((

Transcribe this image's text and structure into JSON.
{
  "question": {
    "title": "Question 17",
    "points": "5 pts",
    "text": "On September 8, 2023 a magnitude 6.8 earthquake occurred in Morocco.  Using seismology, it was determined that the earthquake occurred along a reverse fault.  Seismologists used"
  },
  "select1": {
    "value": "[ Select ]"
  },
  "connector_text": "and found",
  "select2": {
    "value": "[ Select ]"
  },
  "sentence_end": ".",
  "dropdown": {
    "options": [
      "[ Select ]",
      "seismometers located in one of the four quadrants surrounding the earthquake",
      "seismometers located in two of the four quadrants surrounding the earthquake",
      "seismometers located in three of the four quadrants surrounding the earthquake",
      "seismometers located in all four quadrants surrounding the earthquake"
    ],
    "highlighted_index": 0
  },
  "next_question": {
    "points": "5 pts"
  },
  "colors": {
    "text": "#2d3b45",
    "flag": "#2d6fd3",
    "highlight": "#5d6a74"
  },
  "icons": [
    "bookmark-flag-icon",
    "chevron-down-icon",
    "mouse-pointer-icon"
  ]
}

))

**EXERCISE TASK**
Look through the data above. Find each line with the string "located" and copy it.

**SOLUTION TO THIS EXERCISE**
      "seismometers located in one of the four quadrants surrounding the earthquake",
      "seismometers located in two of the four quadrants surrounding the earthquake",
      "seismometers located in three of the four quadrants surrounding the earthquake",
      "seismometers located in all four quadrants surrounding the earthquake"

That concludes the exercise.